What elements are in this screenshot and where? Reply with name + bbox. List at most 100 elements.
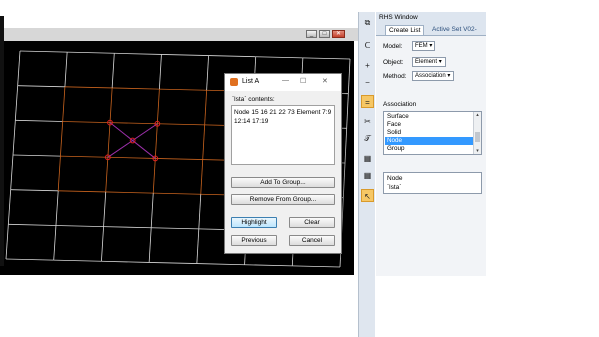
list-a-dialog: List A — ☐ ✕ `lsta` contents: Node 15 16… [224,73,342,254]
clear-button[interactable]: Clear [289,217,335,228]
dialog-maximize-button[interactable]: ☐ [300,77,306,85]
mesh-edge [159,88,207,91]
list-item-selected[interactable]: Node [385,137,475,145]
mesh-edge [10,154,14,190]
chevron-down-icon: ▾ [438,59,442,65]
mesh-edge [53,225,57,261]
mesh-edge [57,156,61,191]
scroll-thumb[interactable] [475,132,480,142]
mesh-edge [103,191,107,227]
mesh-edge [67,51,115,54]
element-diagonal [107,123,158,158]
list-item[interactable]: Group [385,145,475,153]
grid-icon[interactable]: ▦ [361,152,374,165]
maximize-button[interactable]: □ [319,30,330,38]
scroll-down-icon[interactable]: ▾ [474,148,481,154]
tab-active-set[interactable]: Active Set V02-97 [429,25,486,43]
minus-icon[interactable]: − [361,76,374,89]
mesh-edge [101,226,104,262]
rhs-title: RHS Window [379,14,418,21]
select-arrow-icon[interactable]: ↖ [361,189,374,202]
object-select[interactable]: Element ▾ [412,57,446,67]
mesh-edge [107,156,156,159]
mesh-edge [105,191,154,194]
mesh-edge [8,223,56,226]
mesh-edge [153,192,201,195]
mesh-edge [19,50,68,53]
node-list-value[interactable]: `lsta` [387,184,401,191]
chevron-down-icon: ▾ [429,43,433,49]
mesh-edge [60,121,64,157]
mesh-edge [206,55,209,91]
app-icon [230,78,238,86]
pin-icon[interactable]: 𝒯 [361,132,374,145]
mesh-edge [64,86,113,89]
mesh-edge [196,263,245,266]
contents-textbox[interactable]: Node 15 16 21 22 73 Element 7:9 12:14 17… [231,105,335,165]
scroll-up-icon[interactable]: ▴ [474,112,481,118]
list-item[interactable]: Face [385,121,475,129]
dialog-titlebar[interactable]: List A — ☐ ✕ [225,74,341,91]
mesh-edge [344,128,348,164]
mesh-edge [244,264,293,267]
close-button[interactable]: ✕ [332,30,345,38]
mesh-edge [161,54,209,56]
mesh-edge [15,119,63,122]
association-listbox[interactable]: Surface Face Solid Node Group ▴ ▾ [383,111,482,155]
model-value: FEM [415,43,428,49]
mesh-edge [155,158,203,160]
mesh-edge [101,260,150,263]
vertical-toolbar: ⧉ ᑕ + − = ✂ 𝒯 ▦ ▦ ↖ [358,12,375,337]
mesh-edge [204,90,208,125]
remove-from-group-button[interactable]: Remove From Group... [231,194,335,205]
cancel-button[interactable]: Cancel [289,235,335,246]
mesh-edge [103,226,152,229]
model-label: Model: [383,43,403,50]
association-label: Association [383,101,417,108]
mesh-edge [200,159,204,195]
rhs-window: RHS Window Create List Active Set V02-97… [376,12,486,276]
tools-icon[interactable]: ✂ [361,115,374,128]
copy-icon[interactable]: ⧉ [361,16,374,29]
mesh-edge [149,262,197,264]
dialog-title: List A [242,78,260,85]
mesh-edge [158,54,162,90]
mesh-edge [109,87,113,123]
mesh-edge [198,194,202,229]
mesh-edge [17,85,65,88]
mesh-edge [112,87,160,90]
object-label: Object: [383,59,404,66]
mesh-edge [342,162,346,198]
mesh-edge [7,189,12,225]
highlight-button[interactable]: Highlight [231,217,277,228]
node-label: Node [387,175,403,182]
plus-icon[interactable]: + [361,59,374,72]
minimize-button[interactable]: _ [306,30,317,38]
previous-button[interactable]: Previous [231,235,277,246]
grid2-icon[interactable]: ▦ [361,169,374,182]
list-item[interactable]: Surface [385,113,475,121]
mesh-edge [12,154,61,157]
contents-label: `lsta` contents: [232,96,275,103]
object-value: Element [415,59,438,65]
lasso-icon[interactable]: ᑕ [361,39,374,52]
association-scrollbar[interactable]: ▴ ▾ [473,112,481,154]
method-select[interactable]: Association ▾ [412,71,454,81]
add-to-group-button[interactable]: Add To Group... [231,177,335,188]
create-list-panel: Model: FEM ▾ Object: Element ▾ Method: A… [376,35,486,276]
mesh-edge [12,120,16,156]
dialog-minimize-button[interactable]: — [282,77,289,84]
mesh-edge [157,123,205,126]
method-label: Method: [383,73,407,80]
mesh-edge [105,157,109,192]
dialog-close-button[interactable]: ✕ [322,77,328,85]
equals-icon[interactable]: = [361,95,374,108]
list-item[interactable]: Solid [385,129,475,137]
mesh-edge [347,58,351,94]
model-select[interactable]: FEM ▾ [412,41,435,51]
mesh-edge [17,50,21,86]
mesh-edge [111,53,115,88]
mesh-edge [150,193,154,228]
mesh-edge [5,258,54,261]
chevron-down-icon: ▾ [447,73,451,79]
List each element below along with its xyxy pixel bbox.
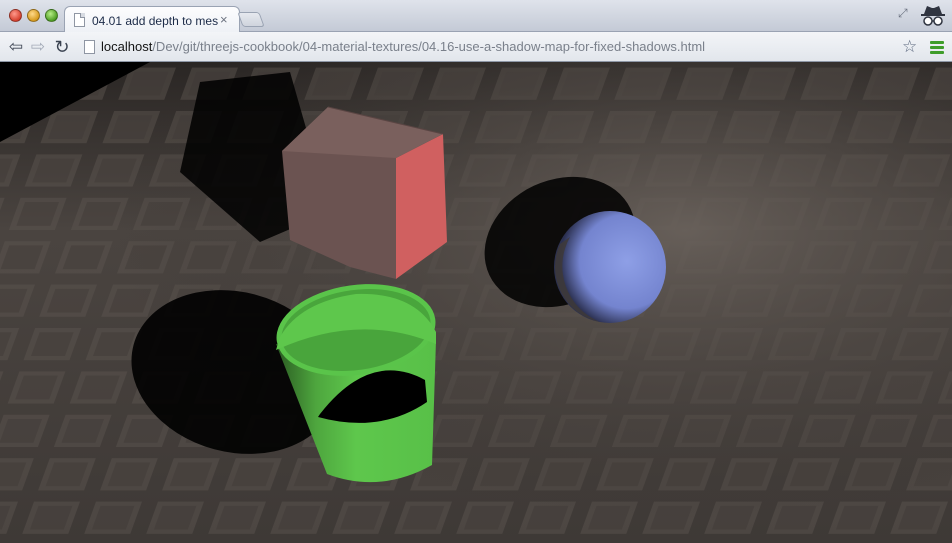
url-host: localhost <box>101 39 153 54</box>
sphere <box>554 211 666 323</box>
tab-title: 04.01 add depth to mesh <box>92 14 218 28</box>
tab-strip: 04.01 add depth to mesh × ⤢ <box>0 0 952 33</box>
page-favicon-icon <box>74 13 85 27</box>
tab-close-icon[interactable]: × <box>220 12 228 27</box>
hamburger-menu-icon[interactable] <box>930 41 944 54</box>
arrow-left-icon: ⇦ <box>8 37 24 56</box>
scene-render <box>0 62 952 543</box>
reload-button[interactable]: ↻ <box>52 37 72 57</box>
zoom-window-button[interactable] <box>45 9 58 22</box>
fullscreen-icon[interactable]: ⤢ <box>898 6 908 21</box>
close-window-button[interactable] <box>9 9 22 22</box>
star-icon[interactable]: ☆ <box>902 37 917 57</box>
incognito-icon <box>921 6 945 26</box>
new-tab-button[interactable] <box>237 12 265 27</box>
tab-active[interactable]: 04.01 add depth to mesh × <box>64 6 240 33</box>
arrow-right-icon: ⇨ <box>30 37 46 56</box>
url-text: localhost/Dev/git/threejs-cookbook/04-ma… <box>101 39 705 54</box>
address-bar[interactable]: localhost/Dev/git/threejs-cookbook/04-ma… <box>79 36 922 58</box>
webgl-canvas[interactable] <box>0 62 952 543</box>
toolbar: ⇦ ⇨ ↻ localhost/Dev/git/threejs-cookbook… <box>0 32 952 62</box>
minimize-window-button[interactable] <box>27 9 40 22</box>
page-icon <box>84 40 95 54</box>
url-path: /Dev/git/threejs-cookbook/04-material-te… <box>152 39 706 54</box>
browser-window: 04.01 add depth to mesh × ⤢ ⇦ ⇨ ↻ localh… <box>0 0 952 543</box>
forward-button[interactable]: ⇨ <box>28 37 48 57</box>
reload-icon: ↻ <box>54 37 70 57</box>
back-button[interactable]: ⇦ <box>6 37 26 57</box>
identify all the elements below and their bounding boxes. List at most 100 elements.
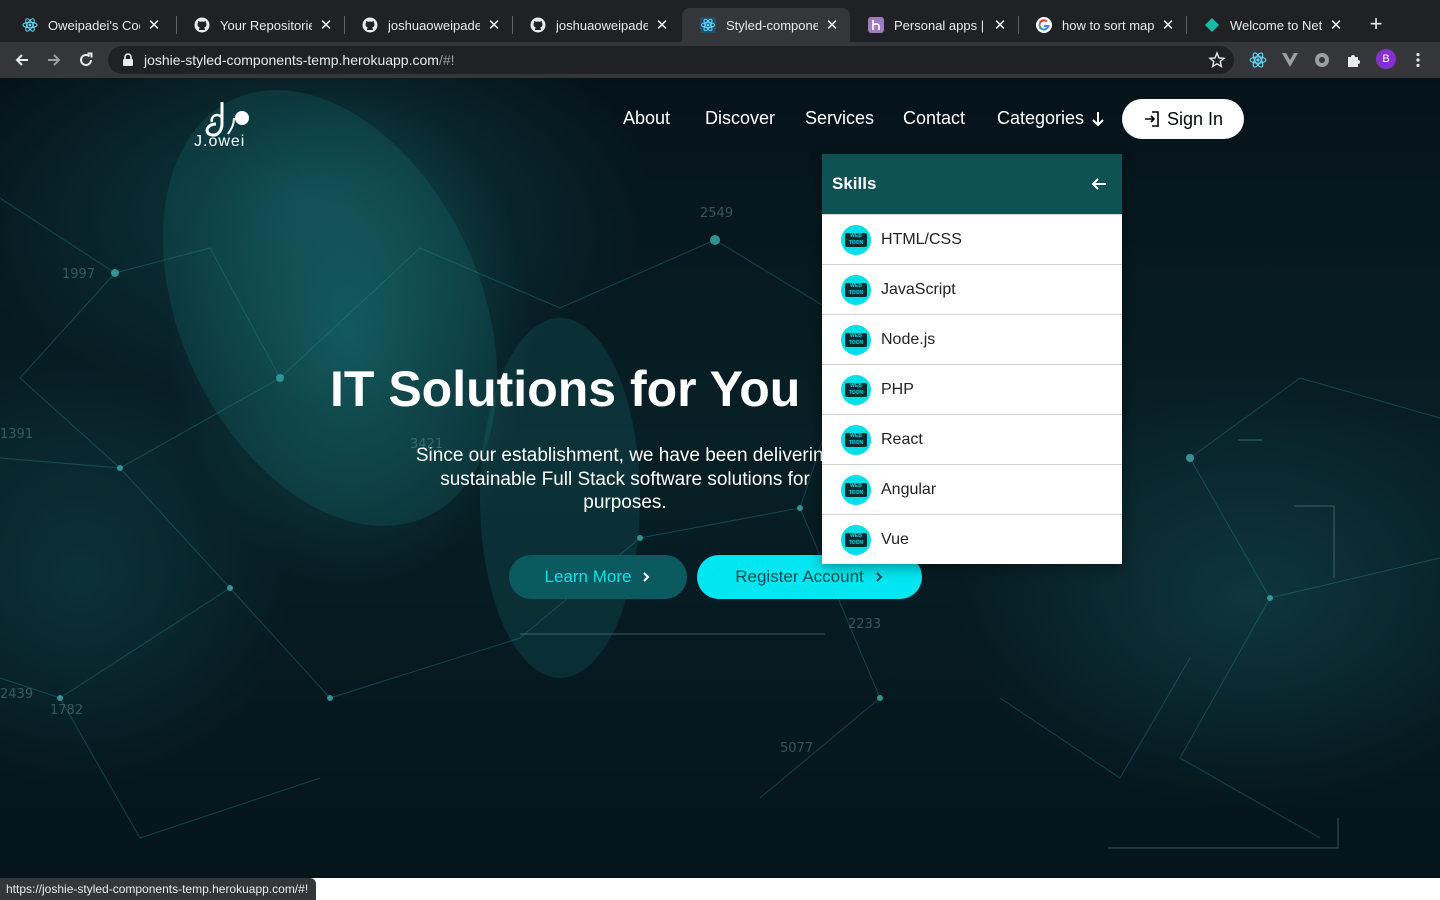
webtoon-icon-label: WEB TOON: [845, 532, 867, 547]
skills-dropdown: Skills WEB TOON HTML/CSS WEB TOON JavaSc…: [822, 154, 1122, 564]
close-icon[interactable]: ✕: [1160, 16, 1176, 34]
netlify-icon: [1204, 17, 1220, 33]
tab-joshuaoweipadei-s[interactable]: joshuaoweipadei/s ✕: [512, 8, 680, 42]
nav-categories[interactable]: Categories: [997, 108, 1106, 129]
close-icon[interactable]: ✕: [146, 16, 162, 34]
tab-title: Welcome to Netlify: [1230, 17, 1322, 33]
webtoon-icon: WEB TOON: [841, 374, 871, 405]
skill-label: JavaScript: [881, 280, 956, 298]
url-text: joshie-styled-components-temp.herokuapp.…: [144, 52, 455, 68]
nav-categories-label: Categories: [997, 108, 1085, 128]
arrow-down-icon: [1092, 111, 1104, 126]
learn-more-label: Learn More: [544, 567, 632, 586]
webtoon-icon: WEB TOON: [841, 474, 871, 505]
github-icon: [530, 17, 546, 33]
browser-toolbar: joshie-styled-components-temp.herokuapp.…: [0, 42, 1440, 78]
github-icon: [362, 17, 378, 33]
tab-title: Styled-component: [726, 17, 818, 33]
skill-label: HTML/CSS: [881, 230, 962, 248]
webtoon-icon: WEB TOON: [841, 224, 871, 255]
webtoon-icon-label: WEB TOON: [845, 382, 867, 397]
skill-label: PHP: [881, 380, 914, 398]
sign-in-button[interactable]: Sign In: [1122, 99, 1244, 139]
back-button[interactable]: [10, 48, 34, 72]
skill-item-react[interactable]: WEB TOON React: [822, 414, 1122, 464]
tab-title: Your Repositories: [220, 17, 312, 33]
dropdown-header: Skills: [822, 154, 1122, 214]
google-icon: [1036, 17, 1052, 33]
close-icon[interactable]: ✕: [654, 16, 670, 34]
lock-icon: [123, 53, 133, 66]
skill-label: React: [881, 430, 923, 448]
webtoon-icon-label: WEB TOON: [845, 432, 867, 447]
page-content: 2549 1997 3421 1782 5077 2233 2439 1391 …: [0, 78, 1440, 878]
react-icon: [22, 17, 38, 33]
tab-how-to-sort-map[interactable]: how to sort map a ✕: [1018, 8, 1186, 42]
webtoon-icon: WEB TOON: [841, 524, 871, 555]
react-icon: [700, 17, 716, 33]
skill-item-html-css[interactable]: WEB TOON HTML/CSS: [822, 214, 1122, 264]
extensions-menu-button[interactable]: [1342, 48, 1366, 72]
github-icon: [194, 17, 210, 33]
nav-discover[interactable]: Discover: [705, 108, 775, 129]
forward-button[interactable]: [42, 48, 66, 72]
skill-label: Node.js: [881, 330, 936, 348]
url-path: /#!: [438, 52, 455, 68]
hero-description: Since our establishment, we have been de…: [415, 445, 835, 513]
browser-menu-button[interactable]: [1406, 48, 1430, 72]
tab-strip: Oweipadei's Code ✕ Your Repositories ✕ j…: [0, 0, 1440, 42]
skill-label: Vue: [881, 530, 909, 548]
extension-button[interactable]: [1310, 48, 1334, 72]
tab-title: joshuaoweipadei/s: [556, 17, 648, 33]
webtoon-icon: WEB TOON: [841, 274, 871, 305]
tab-title: Personal apps | He: [894, 17, 986, 33]
close-icon[interactable]: ✕: [318, 16, 334, 34]
heroku-icon: [868, 17, 884, 33]
tab-title: Oweipadei's Code: [48, 17, 140, 33]
skill-item-nodejs[interactable]: WEB TOON Node.js: [822, 314, 1122, 364]
tab-personal-apps[interactable]: Personal apps | He ✕: [850, 8, 1018, 42]
nav-about[interactable]: About: [623, 108, 670, 129]
close-icon[interactable]: ✕: [824, 16, 840, 34]
address-bar[interactable]: joshie-styled-components-temp.herokuapp.…: [108, 46, 1234, 74]
login-icon: [1144, 111, 1159, 127]
webtoon-icon-label: WEB TOON: [845, 282, 867, 297]
puzzle-icon: [1348, 55, 1360, 67]
bookmark-star-icon[interactable]: [1208, 51, 1226, 69]
react-icon: [1249, 52, 1267, 68]
learn-more-button[interactable]: Learn More: [509, 555, 687, 599]
skill-item-php[interactable]: WEB TOON PHP: [822, 364, 1122, 414]
skill-label: Angular: [881, 480, 937, 498]
new-tab-button[interactable]: +: [1364, 12, 1388, 36]
tab-styled-components[interactable]: Styled-component ✕: [682, 8, 850, 42]
skill-item-javascript[interactable]: WEB TOON JavaScript: [822, 264, 1122, 314]
tab-welcome-to-netlify[interactable]: Welcome to Netlify ✕: [1186, 8, 1354, 42]
vue-devtools-extension[interactable]: [1278, 48, 1302, 72]
dropdown-title: Skills: [832, 174, 877, 193]
react-devtools-extension[interactable]: [1246, 48, 1270, 72]
skill-item-vue[interactable]: WEB TOON Vue: [822, 514, 1122, 564]
tab-your-repositories[interactable]: Your Repositories ✕: [176, 8, 344, 42]
arrow-left-icon: [15, 54, 28, 66]
close-icon[interactable]: ✕: [486, 16, 502, 34]
tab-title: joshuaoweipadei/r: [388, 17, 480, 33]
webtoon-icon-label: WEB TOON: [845, 482, 867, 497]
nav-services[interactable]: Services: [805, 108, 874, 129]
status-url-bubble: https://joshie-styled-components-temp.he…: [0, 878, 317, 900]
skill-item-angular[interactable]: WEB TOON Angular: [822, 464, 1122, 514]
vue-icon: [1282, 53, 1298, 67]
reload-button[interactable]: [74, 48, 98, 72]
tab-joshuaoweipadei-r[interactable]: joshuaoweipadei/r ✕: [344, 8, 512, 42]
webtoon-icon-label: WEB TOON: [845, 232, 867, 247]
tab-oweipadei[interactable]: Oweipadei's Code ✕: [4, 8, 172, 42]
logo-text: J.owei: [194, 133, 246, 150]
arrow-left-icon[interactable]: [1090, 175, 1108, 193]
nav-contact[interactable]: Contact: [903, 108, 965, 129]
close-icon[interactable]: ✕: [992, 16, 1008, 34]
close-icon[interactable]: ✕: [1328, 16, 1344, 34]
extension-circle-icon: [1315, 53, 1329, 67]
webtoon-icon: WEB TOON: [841, 424, 871, 455]
webtoon-icon: WEB TOON: [841, 324, 871, 355]
tab-title: how to sort map a: [1062, 17, 1154, 33]
profile-avatar[interactable]: B: [1376, 49, 1396, 69]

########

Copy word for word the part of the entries above that opens with the line containing "url-host: localhost <box>101 39 153 54</box>" and closes with the line containing "identify all the", including both of those lines.

** EXPECTED ANSWER **
url-host: localhost <box>101 39 153 54</box>
sphere <box>554 211 666 323</box>
tab-title: 04.01 add depth to mesh <box>92 14 218 28</box>
tab-strip: 04.01 add depth to mesh × ⤢ <box>0 0 952 33</box>
page-favicon-icon <box>74 13 85 27</box>
tab-close-icon[interactable]: × <box>220 12 228 27</box>
hamburger-menu-icon[interactable] <box>930 41 944 54</box>
arrow-left-icon: ⇦ <box>8 37 24 56</box>
scene-render <box>0 62 952 543</box>
reload-button[interactable]: ↻ <box>52 37 72 57</box>
zoom-window-button[interactable] <box>45 9 58 22</box>
fullscreen-icon[interactable]: ⤢ <box>898 6 908 21</box>
close-window-button[interactable] <box>9 9 22 22</box>
star-icon[interactable]: ☆ <box>902 37 917 57</box>
incognito-icon <box>921 6 945 26</box>
new-tab-button[interactable] <box>237 12 265 27</box>
tab-active[interactable]: 04.01 add depth to mesh × <box>64 6 240 33</box>
arrow-right-icon: ⇨ <box>30 37 46 56</box>
url-text: localhost/Dev/git/threejs-cookbook/04-ma… <box>101 39 705 54</box>
address-bar[interactable]: localhost/Dev/git/threejs-cookbook/04-ma… <box>79 36 922 58</box>
webgl-canvas[interactable] <box>0 62 952 543</box>
toolbar: ⇦ ⇨ ↻ localhost/Dev/git/threejs-cookbook… <box>0 32 952 62</box>
minimize-window-button[interactable] <box>27 9 40 22</box>
page-icon <box>84 40 95 54</box>
url-path: /Dev/git/threejs-cookbook/04-material-te… <box>152 39 706 54</box>
browser-window: 04.01 add depth to mesh × ⤢ ⇦ ⇨ ↻ localh… <box>0 0 952 543</box>
forward-button[interactable]: ⇨ <box>28 37 48 57</box>
reload-icon: ↻ <box>54 37 70 57</box>
back-button[interactable]: ⇦ <box>6 37 26 57</box>
identify all the elements below and their bounding boxes. List at most 100 elements.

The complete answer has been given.